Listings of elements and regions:

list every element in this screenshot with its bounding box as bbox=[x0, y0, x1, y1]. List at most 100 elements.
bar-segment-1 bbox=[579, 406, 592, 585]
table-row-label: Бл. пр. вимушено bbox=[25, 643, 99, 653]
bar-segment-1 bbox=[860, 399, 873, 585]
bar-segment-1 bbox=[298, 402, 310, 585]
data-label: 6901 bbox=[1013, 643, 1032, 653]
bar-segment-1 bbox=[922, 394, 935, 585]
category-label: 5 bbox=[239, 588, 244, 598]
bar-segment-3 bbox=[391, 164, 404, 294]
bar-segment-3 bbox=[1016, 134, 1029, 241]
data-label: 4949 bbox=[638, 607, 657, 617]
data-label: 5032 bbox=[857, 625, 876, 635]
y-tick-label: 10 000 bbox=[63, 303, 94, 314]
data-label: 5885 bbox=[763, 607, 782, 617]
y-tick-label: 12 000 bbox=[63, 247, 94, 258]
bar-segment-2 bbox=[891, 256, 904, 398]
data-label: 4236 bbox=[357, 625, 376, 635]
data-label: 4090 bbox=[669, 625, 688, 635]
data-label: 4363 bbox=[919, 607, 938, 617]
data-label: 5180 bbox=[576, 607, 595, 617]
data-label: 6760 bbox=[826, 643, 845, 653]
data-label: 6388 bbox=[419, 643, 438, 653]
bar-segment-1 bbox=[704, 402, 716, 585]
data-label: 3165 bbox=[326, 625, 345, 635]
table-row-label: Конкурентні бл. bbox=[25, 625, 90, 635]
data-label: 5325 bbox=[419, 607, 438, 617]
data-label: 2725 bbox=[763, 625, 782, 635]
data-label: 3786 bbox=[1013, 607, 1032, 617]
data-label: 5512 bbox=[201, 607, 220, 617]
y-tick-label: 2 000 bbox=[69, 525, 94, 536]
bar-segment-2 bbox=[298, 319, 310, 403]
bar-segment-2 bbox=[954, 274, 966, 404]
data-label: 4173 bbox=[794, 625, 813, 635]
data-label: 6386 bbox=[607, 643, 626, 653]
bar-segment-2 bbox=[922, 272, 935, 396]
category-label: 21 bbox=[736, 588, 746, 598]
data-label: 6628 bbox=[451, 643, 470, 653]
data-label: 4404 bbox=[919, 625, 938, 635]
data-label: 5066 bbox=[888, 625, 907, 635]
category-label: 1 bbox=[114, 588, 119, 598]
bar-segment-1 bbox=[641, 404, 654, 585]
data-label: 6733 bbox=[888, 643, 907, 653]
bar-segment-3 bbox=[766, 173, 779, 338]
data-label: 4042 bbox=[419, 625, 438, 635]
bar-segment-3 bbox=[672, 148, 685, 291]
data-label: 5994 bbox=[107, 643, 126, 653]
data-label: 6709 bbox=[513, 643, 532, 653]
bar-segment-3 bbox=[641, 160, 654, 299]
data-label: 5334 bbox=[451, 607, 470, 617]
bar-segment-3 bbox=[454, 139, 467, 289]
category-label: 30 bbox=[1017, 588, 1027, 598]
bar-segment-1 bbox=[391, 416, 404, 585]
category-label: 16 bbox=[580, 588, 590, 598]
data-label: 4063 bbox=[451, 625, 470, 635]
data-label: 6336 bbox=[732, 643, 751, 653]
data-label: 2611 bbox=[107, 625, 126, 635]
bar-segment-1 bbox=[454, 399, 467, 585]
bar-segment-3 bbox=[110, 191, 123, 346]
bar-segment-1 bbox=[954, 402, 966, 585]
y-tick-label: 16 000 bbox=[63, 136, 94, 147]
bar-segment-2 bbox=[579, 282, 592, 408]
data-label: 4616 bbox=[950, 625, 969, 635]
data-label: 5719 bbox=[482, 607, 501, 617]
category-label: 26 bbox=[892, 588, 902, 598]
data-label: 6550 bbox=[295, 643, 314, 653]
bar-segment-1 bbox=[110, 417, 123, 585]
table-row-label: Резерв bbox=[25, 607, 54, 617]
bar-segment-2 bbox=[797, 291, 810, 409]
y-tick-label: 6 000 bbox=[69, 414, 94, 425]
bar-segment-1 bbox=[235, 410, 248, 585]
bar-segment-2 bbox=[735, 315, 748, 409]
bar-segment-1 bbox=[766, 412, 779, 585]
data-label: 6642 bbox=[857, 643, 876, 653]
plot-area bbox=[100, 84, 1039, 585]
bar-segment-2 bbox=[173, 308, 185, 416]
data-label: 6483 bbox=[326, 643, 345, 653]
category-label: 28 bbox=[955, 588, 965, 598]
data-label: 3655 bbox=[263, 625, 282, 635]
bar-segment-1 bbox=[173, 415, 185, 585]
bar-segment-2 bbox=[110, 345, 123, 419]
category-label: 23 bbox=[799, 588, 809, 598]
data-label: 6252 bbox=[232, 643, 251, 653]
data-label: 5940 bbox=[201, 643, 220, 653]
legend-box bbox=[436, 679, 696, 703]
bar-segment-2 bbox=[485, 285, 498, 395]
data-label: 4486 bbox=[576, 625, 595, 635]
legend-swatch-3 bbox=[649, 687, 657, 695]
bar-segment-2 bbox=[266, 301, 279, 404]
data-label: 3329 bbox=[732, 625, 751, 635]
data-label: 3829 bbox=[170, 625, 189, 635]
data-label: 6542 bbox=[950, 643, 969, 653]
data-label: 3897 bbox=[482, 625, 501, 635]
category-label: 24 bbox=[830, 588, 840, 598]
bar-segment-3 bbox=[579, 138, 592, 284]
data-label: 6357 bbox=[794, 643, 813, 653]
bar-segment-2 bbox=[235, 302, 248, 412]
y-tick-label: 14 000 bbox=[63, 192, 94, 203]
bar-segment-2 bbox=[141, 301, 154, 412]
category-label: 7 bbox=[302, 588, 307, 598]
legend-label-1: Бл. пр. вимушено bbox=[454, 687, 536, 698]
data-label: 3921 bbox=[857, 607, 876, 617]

- [Request] Copy the entries line for line, from the first line through the line that contains "bar-segment-3 bbox=[766, 173, 779, 338]", including that line.

- [Complete response]
list every element in this screenshot with its bounding box as bbox=[x0, y0, x1, y1]. List at most 100 elements.
bar-segment-1 bbox=[579, 406, 592, 585]
table-row-label: Бл. пр. вимушено bbox=[25, 643, 99, 653]
bar-segment-1 bbox=[860, 399, 873, 585]
bar-segment-1 bbox=[298, 402, 310, 585]
data-label: 6901 bbox=[1013, 643, 1032, 653]
bar-segment-1 bbox=[922, 394, 935, 585]
category-label: 5 bbox=[239, 588, 244, 598]
bar-segment-3 bbox=[391, 164, 404, 294]
bar-segment-3 bbox=[1016, 134, 1029, 241]
data-label: 4949 bbox=[638, 607, 657, 617]
data-label: 5032 bbox=[857, 625, 876, 635]
y-tick-label: 10 000 bbox=[63, 303, 94, 314]
data-label: 5885 bbox=[763, 607, 782, 617]
y-tick-label: 12 000 bbox=[63, 247, 94, 258]
bar-segment-2 bbox=[891, 256, 904, 398]
data-label: 4236 bbox=[357, 625, 376, 635]
data-label: 4090 bbox=[669, 625, 688, 635]
data-label: 4363 bbox=[919, 607, 938, 617]
data-label: 5180 bbox=[576, 607, 595, 617]
data-label: 6760 bbox=[826, 643, 845, 653]
data-label: 6388 bbox=[419, 643, 438, 653]
bar-segment-1 bbox=[704, 402, 716, 585]
data-label: 3165 bbox=[326, 625, 345, 635]
table-row-label: Конкурентні бл. bbox=[25, 625, 90, 635]
data-label: 5325 bbox=[419, 607, 438, 617]
data-label: 2725 bbox=[763, 625, 782, 635]
data-label: 3786 bbox=[1013, 607, 1032, 617]
data-label: 5512 bbox=[201, 607, 220, 617]
y-tick-label: 2 000 bbox=[69, 525, 94, 536]
bar-segment-2 bbox=[298, 319, 310, 403]
bar-segment-2 bbox=[954, 274, 966, 404]
data-label: 4173 bbox=[794, 625, 813, 635]
data-label: 6386 bbox=[607, 643, 626, 653]
bar-segment-2 bbox=[922, 272, 935, 396]
category-label: 21 bbox=[736, 588, 746, 598]
data-label: 6628 bbox=[451, 643, 470, 653]
data-label: 4404 bbox=[919, 625, 938, 635]
data-label: 5066 bbox=[888, 625, 907, 635]
category-label: 1 bbox=[114, 588, 119, 598]
bar-segment-1 bbox=[641, 404, 654, 585]
data-label: 6733 bbox=[888, 643, 907, 653]
bar-segment-3 bbox=[766, 173, 779, 338]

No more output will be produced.